• Supplied data:
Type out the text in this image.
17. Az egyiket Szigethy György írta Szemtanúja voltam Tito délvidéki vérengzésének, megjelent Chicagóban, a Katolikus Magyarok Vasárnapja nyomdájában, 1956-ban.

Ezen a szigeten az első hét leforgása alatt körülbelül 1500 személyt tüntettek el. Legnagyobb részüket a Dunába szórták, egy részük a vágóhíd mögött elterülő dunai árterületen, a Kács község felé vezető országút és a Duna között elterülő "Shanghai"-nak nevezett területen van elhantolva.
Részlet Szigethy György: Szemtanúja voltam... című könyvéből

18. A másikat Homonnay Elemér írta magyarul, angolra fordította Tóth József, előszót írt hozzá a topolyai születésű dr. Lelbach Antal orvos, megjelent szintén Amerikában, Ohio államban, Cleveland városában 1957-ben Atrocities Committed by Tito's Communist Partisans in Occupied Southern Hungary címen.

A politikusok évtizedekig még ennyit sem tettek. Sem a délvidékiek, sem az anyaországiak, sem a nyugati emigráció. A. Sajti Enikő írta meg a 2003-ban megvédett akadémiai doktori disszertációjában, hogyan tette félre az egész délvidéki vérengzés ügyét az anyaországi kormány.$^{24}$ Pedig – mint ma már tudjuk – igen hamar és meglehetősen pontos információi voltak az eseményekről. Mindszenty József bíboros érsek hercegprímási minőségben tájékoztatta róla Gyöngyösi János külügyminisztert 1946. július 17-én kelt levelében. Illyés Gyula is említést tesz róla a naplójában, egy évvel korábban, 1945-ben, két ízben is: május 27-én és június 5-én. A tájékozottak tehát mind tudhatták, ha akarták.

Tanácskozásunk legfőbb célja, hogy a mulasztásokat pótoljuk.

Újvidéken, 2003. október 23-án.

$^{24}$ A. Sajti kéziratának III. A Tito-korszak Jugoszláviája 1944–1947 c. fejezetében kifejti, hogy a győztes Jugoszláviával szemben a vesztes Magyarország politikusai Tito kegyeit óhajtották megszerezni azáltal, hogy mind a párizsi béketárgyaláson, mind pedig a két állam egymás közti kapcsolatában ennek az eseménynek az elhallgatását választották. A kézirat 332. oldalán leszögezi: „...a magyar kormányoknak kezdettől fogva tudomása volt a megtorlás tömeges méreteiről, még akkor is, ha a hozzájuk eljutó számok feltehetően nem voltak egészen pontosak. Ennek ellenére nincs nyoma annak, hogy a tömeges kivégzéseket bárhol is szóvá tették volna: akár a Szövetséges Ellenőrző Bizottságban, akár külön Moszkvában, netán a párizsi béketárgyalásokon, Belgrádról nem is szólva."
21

• Exercise description: Count how many lines include the string "Szemtanúja". Nothing but the number is needed.

• Complete response: 2